[What to work on] Can you continue the profile of the District 65 school board candidate below, picking up right after its last sentence?

Thumbnail Profile: Michigan State University, B.A. in marketing and B.A. in Spanish (1991); Northwestern University, School of Education and Social Policy, M.A. in Learning Sciences (2000). Currently director, Strategic Learning at Grant Thornton LLP (2002-present), drive strategy, innovation, technology and measurement for learning and performance initiatives. Previously, vice-president, Business Development at Mesirow Financial (1994-99). Has served as an English as a Second Language instructor, and as a technology and learning consultant to various area public schools, helping them to integrate technology into the school and classroom. Evanston resident since 2006. Son at Dawes school.
Civic Activities: Board member of Evanston CASE (Citizens for Appropriate Special Education) (2009-present), advocate for appropriate special education for students with special needs. Board member and subsequently Executive Director of GLSEN Chicago (1995-2005), advocate for safe schools for gay and lesbian high school students and teachers. Member of District 65 PTA liaison committee for special education.
The importance of preparing students to be on track for college and career readiness, what the Board should do to ensure that is done:
“Having clear and reliable data upon which we can base our students’ success is essential to our district and families. Various sources have determined that the SAT-10 scores are lacking in their effectiveness to predict college and career readiness. The board must determine the test achievement data we will use to monitor student progress and conduct a formal vote to ensure alignment on this issue. Once resolved, the board must establish measurable progress for these tests and build these targets into our superintendent’s evaluation.”
A summary of two or three top priorities as a Board member:
“Responsiveness to our community: People in the community tell me that they desire greater responsiveness from our school board. The recent district survey results show that just 1/3 of parents agree that the board understands and represents their needs. This needs to change and as a board member I will do my part to listen to and represent our community’s diverse perspectives.
“Recruitment and retention of top teachers: Teachers are the number-one factor in our schools that support student success. We can improve the practices we use to recruit teachers and ensure competitiveness with surrounding districts. Once we have secured talented teachers, the board must monitor retention rates and causes of turnover to ensure policies that will keep the highest performing teachers in District 65.
“Focused strategic priorities with outcome-based measures: Our district requires greater depth on fewer priorities and we must review our district strategy to ensure focus on the most critical priorities, especially academic achievement for every child. For example, a Middle School Study was completed 5 years ago. Though some elements have been implemented, many people I speak with observe that they have been implemented incompletely or inadequately. If we invest in a study and start implementation of an initiative, we must then continue to monitor and evaluate it until completion. Once we have determined our top priorities, the board must establish specific measures and/or deliverables to align with our district evaluation process for our superintendent.”

[Record extracts]
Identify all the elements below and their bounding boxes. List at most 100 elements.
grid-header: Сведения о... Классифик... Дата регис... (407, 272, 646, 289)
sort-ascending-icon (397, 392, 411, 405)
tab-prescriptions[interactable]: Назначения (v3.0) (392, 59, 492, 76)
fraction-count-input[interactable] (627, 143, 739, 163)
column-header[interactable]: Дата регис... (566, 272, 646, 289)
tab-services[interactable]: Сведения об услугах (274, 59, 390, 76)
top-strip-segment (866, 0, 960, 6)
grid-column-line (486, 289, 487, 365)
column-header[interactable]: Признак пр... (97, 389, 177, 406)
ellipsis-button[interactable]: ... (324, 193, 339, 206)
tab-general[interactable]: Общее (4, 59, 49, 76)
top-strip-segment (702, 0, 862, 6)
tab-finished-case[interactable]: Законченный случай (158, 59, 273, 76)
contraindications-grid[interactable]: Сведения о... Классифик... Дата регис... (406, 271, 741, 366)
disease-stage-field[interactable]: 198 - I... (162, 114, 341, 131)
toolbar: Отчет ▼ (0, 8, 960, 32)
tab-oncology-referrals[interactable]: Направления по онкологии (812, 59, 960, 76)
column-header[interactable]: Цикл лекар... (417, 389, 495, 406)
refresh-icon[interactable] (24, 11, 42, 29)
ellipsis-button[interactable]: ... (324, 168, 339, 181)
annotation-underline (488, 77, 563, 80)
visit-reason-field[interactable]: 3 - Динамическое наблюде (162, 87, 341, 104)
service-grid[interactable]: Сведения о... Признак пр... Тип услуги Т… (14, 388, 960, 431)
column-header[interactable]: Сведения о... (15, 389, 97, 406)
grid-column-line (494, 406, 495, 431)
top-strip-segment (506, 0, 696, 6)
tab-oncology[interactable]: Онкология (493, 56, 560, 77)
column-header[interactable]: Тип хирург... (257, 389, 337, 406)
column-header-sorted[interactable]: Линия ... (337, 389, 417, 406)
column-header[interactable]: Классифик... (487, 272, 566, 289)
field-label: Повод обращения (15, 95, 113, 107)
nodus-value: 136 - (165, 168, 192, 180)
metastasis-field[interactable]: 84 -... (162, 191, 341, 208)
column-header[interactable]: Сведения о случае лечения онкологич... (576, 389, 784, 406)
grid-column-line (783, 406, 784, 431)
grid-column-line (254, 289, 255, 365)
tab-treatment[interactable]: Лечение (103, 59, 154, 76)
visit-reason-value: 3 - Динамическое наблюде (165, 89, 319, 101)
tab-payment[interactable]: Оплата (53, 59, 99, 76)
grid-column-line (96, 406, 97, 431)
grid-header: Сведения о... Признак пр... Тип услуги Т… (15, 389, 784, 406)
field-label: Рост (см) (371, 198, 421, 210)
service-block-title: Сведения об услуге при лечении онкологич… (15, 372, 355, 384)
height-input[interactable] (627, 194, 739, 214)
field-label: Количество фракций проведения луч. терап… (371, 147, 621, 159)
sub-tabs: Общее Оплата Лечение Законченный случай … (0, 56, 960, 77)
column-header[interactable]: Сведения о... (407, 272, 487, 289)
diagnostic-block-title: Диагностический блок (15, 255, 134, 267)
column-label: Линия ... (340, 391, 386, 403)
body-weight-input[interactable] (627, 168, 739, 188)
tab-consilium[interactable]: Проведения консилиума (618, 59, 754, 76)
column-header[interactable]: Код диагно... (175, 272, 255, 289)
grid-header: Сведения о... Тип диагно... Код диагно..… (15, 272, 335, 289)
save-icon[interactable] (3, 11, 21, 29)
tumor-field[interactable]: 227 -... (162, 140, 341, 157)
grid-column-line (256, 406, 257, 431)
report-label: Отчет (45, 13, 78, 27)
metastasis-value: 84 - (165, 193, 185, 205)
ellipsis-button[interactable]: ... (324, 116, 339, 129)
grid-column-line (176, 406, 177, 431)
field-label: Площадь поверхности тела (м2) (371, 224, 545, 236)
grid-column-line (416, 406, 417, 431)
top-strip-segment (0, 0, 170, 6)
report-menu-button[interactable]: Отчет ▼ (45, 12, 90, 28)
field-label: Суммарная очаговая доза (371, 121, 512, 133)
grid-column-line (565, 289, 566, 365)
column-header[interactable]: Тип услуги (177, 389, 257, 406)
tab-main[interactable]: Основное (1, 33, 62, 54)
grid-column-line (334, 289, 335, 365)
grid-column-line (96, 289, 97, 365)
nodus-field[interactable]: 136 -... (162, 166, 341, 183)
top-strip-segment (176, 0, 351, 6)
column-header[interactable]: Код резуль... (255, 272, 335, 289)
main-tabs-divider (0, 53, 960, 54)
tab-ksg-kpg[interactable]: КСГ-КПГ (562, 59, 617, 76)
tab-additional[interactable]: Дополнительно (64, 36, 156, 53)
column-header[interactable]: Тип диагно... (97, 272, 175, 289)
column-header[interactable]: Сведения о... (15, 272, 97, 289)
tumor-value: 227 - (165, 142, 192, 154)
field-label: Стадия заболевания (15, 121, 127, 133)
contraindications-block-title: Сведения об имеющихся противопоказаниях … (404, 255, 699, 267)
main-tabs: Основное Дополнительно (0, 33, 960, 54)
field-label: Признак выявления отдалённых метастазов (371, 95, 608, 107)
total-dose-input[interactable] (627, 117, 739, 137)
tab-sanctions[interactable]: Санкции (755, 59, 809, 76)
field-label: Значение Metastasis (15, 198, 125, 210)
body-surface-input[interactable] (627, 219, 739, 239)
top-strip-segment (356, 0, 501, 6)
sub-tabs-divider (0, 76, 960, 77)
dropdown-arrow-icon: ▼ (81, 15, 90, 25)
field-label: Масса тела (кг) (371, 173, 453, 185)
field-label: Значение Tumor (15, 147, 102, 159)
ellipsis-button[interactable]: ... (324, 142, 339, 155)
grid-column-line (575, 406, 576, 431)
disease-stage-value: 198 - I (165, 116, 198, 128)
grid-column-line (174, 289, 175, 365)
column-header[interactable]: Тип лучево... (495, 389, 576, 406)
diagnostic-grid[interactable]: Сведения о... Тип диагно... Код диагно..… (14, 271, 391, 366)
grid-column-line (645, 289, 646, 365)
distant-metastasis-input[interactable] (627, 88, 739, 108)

[Written reply]
What Mr. Rykhus says he brings to the table that would make him an effective Board member:
“In addition to my business and educational experience, I bring:
• A multi-cultural perspective. My parents positively shaped my world view by choosing to bus me to diverse schools. At age four, I was the only white child in an all-black school, and a student in a primarily Latino and black Kindergarten. That formative experience, along with my family (husband from Mexico and son who is black), helps me see life and education through multiple cultural lenses. This will help me navigate some of the complex issues brought to the board.
• Advocacy for education-related change. I have learned through volunteer and work experience how to advocate successfully for change in schools. As a board member, these insights will be valuable to identify and drive important changes throughout our district.”
Mr. Rykhus’ website is
The candidate profiles were compiled by the RoundTable based on information provided by the five candidates for the District 65 School Board. The RoundTable asked each candidate to provide background information and to respond to three questions: 1) What is your view on the importance of preparing students to be on track for college and career readiness, and what the Board should do, if anything, to ensure that is done?; 2) Provide a summary of two or three or your top priorities as a Board member; and 3) what do you bring to the table that would make you an effective Board member? The RoundTable set a word limit for these three questions, so the candidates’ responses should be regarded as only a summary of their views.